▶ _Written task_: Count the lines below that contain the word "from" and give only the number.

▶ _Provided data_:
──────────────────────────────

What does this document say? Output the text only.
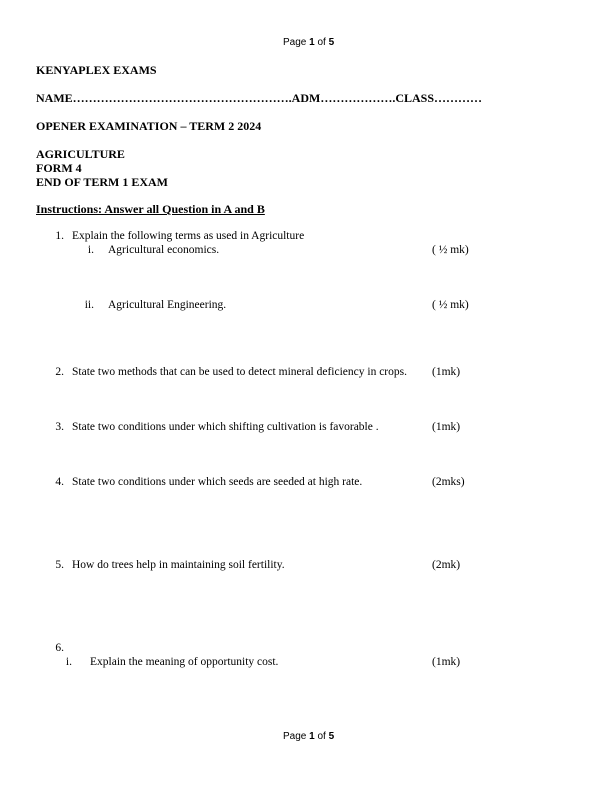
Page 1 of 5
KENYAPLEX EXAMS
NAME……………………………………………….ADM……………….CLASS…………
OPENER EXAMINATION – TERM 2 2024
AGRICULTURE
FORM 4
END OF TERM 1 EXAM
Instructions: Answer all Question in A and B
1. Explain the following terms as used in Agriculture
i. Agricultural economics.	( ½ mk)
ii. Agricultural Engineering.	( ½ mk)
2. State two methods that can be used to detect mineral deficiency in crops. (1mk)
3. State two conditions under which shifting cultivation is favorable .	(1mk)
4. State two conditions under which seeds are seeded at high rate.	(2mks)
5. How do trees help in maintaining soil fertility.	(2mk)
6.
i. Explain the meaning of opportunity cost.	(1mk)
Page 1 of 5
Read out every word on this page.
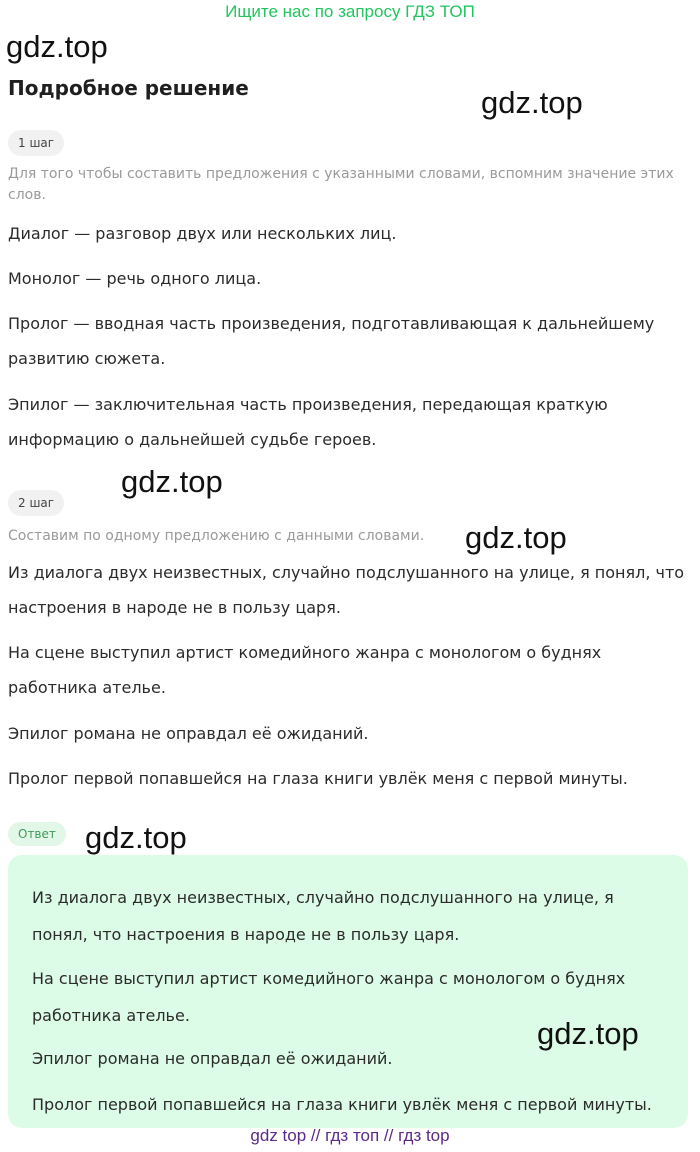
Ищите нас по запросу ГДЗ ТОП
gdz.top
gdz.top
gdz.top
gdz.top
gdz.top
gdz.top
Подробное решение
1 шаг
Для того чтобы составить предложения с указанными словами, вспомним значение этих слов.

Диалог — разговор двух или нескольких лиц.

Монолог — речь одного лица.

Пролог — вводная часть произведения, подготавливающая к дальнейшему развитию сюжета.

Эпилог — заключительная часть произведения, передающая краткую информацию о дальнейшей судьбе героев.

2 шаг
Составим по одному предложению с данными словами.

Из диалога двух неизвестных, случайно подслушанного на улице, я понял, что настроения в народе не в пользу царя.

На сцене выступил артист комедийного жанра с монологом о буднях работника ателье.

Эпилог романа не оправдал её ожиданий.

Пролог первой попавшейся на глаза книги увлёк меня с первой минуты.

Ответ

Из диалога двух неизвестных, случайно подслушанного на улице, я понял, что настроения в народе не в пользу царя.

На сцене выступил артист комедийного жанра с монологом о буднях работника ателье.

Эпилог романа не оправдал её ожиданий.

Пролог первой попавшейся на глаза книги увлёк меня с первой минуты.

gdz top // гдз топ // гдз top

──────────────────────────────

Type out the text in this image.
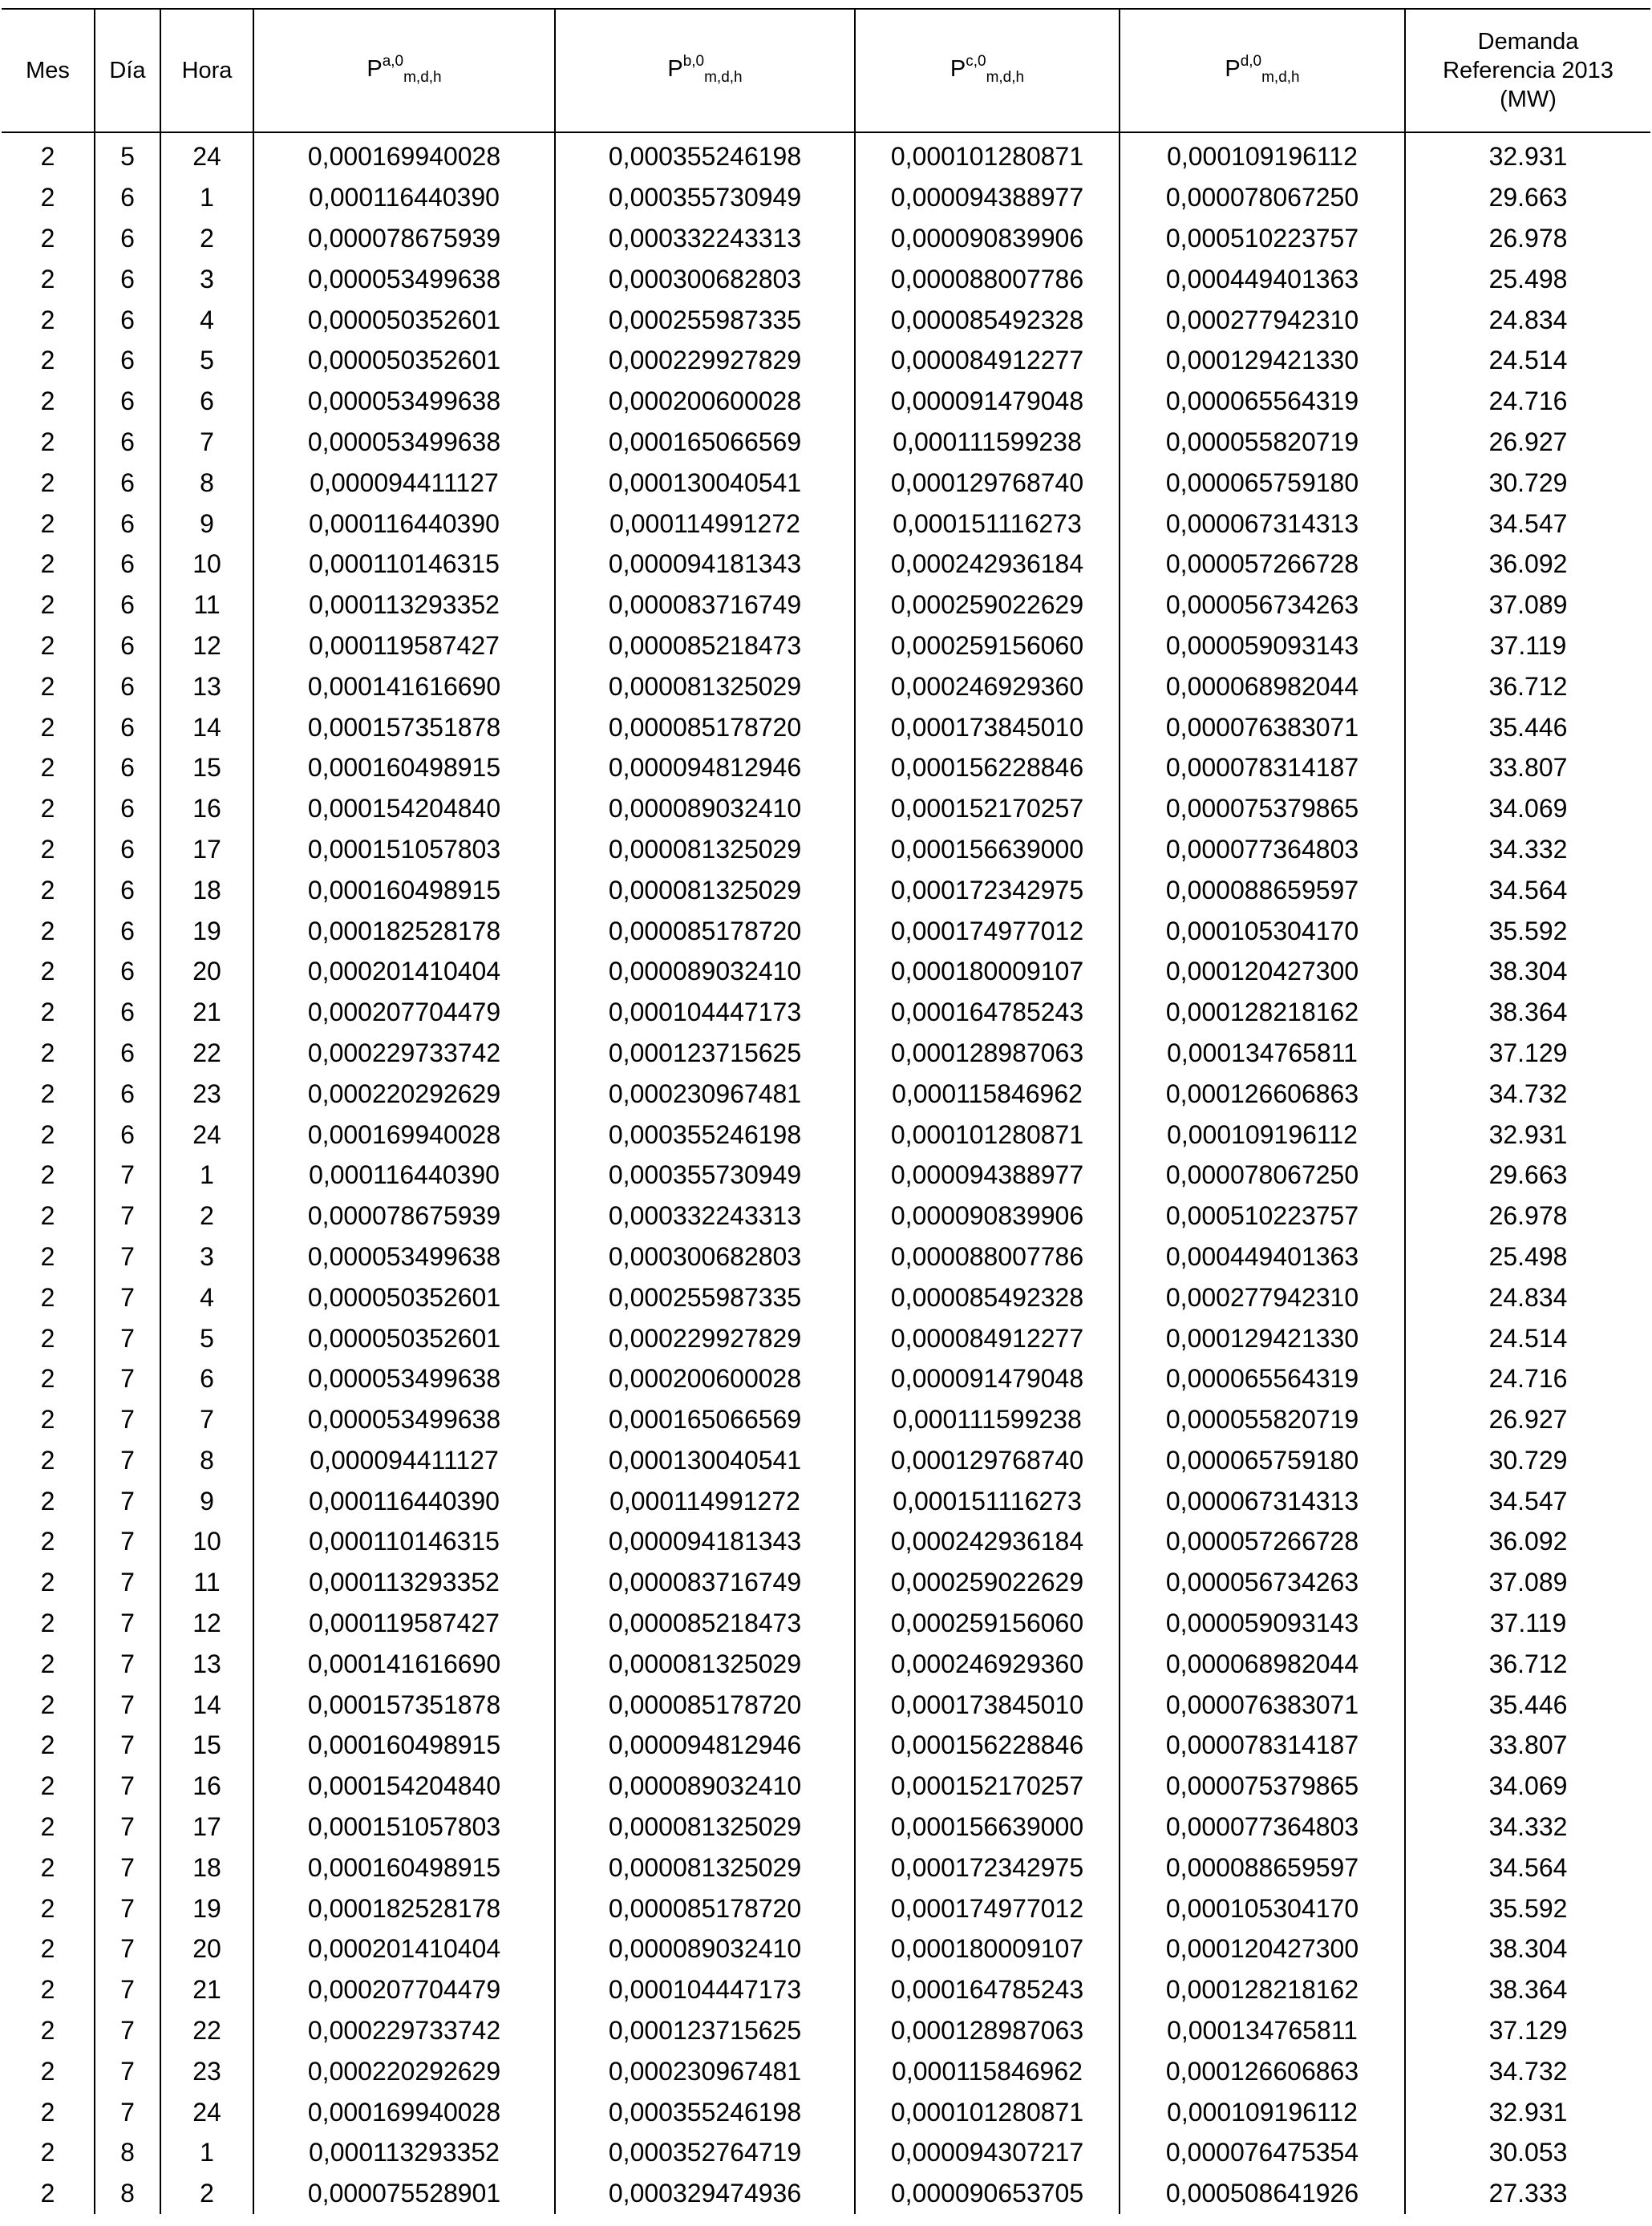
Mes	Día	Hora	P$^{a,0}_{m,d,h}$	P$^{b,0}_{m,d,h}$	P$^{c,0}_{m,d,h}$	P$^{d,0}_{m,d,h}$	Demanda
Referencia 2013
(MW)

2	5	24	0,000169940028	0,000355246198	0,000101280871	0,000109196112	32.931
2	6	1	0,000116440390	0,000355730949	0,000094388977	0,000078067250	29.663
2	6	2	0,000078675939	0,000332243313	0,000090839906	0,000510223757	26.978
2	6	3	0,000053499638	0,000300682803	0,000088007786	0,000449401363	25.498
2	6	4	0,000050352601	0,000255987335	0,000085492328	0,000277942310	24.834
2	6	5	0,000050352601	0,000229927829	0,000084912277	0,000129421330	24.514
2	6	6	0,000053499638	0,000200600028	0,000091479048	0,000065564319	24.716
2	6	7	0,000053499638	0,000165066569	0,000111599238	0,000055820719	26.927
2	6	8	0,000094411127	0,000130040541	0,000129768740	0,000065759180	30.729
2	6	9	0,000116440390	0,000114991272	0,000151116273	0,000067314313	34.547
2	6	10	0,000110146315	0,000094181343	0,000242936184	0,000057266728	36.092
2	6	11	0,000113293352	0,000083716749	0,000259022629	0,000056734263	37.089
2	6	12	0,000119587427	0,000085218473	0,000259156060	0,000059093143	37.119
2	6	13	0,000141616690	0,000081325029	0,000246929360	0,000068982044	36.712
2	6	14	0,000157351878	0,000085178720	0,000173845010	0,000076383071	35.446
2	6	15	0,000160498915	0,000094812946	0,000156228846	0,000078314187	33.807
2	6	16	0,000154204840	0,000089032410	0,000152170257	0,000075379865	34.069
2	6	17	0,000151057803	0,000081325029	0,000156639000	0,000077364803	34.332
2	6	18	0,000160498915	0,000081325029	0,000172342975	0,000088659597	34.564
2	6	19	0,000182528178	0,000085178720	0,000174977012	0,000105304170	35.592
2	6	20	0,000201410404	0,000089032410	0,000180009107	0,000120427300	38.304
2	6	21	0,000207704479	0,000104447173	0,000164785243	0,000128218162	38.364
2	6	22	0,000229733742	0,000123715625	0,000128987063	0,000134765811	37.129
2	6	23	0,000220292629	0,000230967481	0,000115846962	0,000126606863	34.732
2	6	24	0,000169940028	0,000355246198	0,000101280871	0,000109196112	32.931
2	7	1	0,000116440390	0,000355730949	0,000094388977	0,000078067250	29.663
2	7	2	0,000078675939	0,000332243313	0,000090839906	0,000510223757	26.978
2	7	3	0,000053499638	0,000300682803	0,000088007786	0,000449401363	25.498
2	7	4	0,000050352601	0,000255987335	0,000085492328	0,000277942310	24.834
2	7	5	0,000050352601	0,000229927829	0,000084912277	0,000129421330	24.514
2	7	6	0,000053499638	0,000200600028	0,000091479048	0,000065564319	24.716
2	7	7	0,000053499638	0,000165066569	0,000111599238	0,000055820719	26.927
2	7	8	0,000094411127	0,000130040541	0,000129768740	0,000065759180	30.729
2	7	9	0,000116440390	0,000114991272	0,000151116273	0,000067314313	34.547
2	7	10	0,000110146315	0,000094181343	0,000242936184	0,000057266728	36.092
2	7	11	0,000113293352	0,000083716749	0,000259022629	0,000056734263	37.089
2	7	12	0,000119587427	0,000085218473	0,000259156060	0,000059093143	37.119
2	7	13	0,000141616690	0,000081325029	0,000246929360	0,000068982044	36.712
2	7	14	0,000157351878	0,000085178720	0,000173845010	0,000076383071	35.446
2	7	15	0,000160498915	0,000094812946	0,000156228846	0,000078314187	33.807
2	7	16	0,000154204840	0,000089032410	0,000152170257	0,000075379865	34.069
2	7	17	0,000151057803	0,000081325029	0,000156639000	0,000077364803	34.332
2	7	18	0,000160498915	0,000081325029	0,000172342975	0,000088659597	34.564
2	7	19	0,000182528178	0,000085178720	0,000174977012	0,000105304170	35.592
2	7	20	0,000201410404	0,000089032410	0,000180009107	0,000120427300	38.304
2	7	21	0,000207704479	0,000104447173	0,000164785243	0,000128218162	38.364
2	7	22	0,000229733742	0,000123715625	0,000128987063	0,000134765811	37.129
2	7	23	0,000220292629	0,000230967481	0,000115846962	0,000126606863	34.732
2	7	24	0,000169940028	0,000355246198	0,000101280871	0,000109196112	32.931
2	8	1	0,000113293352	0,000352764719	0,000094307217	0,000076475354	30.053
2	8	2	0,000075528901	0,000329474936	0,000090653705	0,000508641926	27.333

──────────────────────────────

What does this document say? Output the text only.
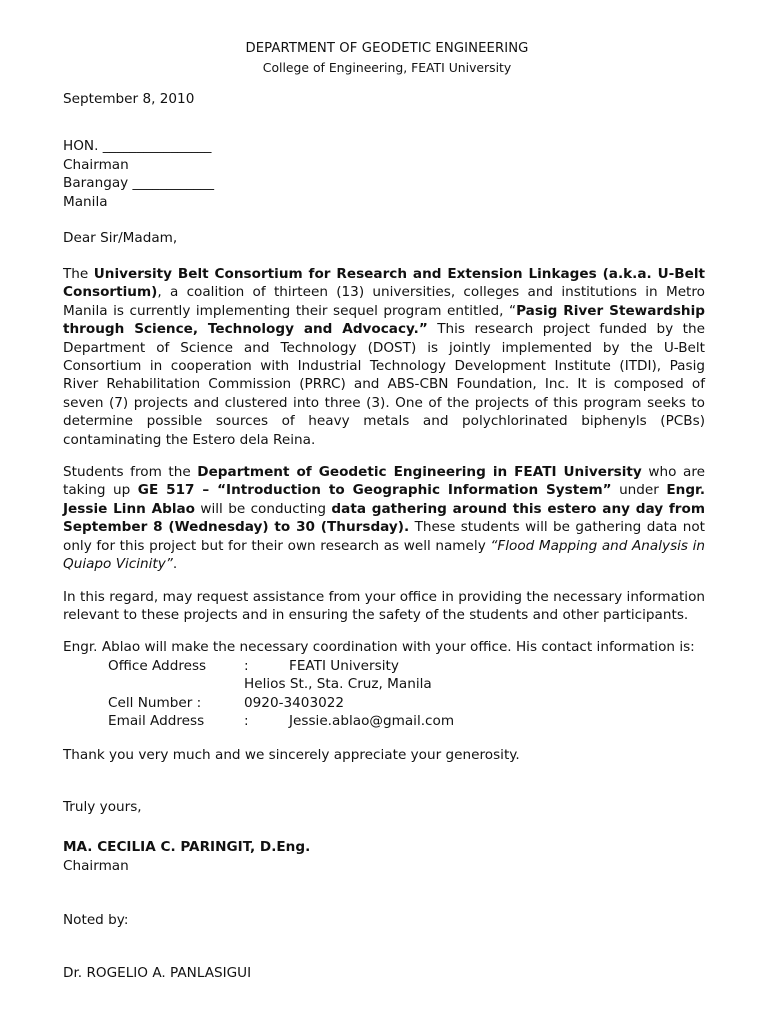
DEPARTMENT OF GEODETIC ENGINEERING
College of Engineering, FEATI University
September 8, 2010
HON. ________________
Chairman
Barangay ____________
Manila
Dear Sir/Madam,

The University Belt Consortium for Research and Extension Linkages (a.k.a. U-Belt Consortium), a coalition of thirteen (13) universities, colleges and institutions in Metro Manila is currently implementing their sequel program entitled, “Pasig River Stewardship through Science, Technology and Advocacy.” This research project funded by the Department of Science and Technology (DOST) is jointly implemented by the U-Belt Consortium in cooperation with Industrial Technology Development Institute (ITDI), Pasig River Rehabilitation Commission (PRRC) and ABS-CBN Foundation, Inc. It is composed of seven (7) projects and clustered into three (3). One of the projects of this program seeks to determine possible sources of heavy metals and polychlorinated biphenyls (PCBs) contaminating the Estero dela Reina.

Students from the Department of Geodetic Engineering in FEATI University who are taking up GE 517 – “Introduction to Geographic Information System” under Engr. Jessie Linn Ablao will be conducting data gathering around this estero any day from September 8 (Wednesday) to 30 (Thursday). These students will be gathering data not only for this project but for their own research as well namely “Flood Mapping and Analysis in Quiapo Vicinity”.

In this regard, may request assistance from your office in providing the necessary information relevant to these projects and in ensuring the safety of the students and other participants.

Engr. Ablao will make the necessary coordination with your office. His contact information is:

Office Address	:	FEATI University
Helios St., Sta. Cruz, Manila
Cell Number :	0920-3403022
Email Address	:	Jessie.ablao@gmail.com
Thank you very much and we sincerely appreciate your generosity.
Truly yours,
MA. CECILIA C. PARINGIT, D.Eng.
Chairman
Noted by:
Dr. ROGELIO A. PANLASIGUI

──────────────────────────────

▶ _Written solution_: 2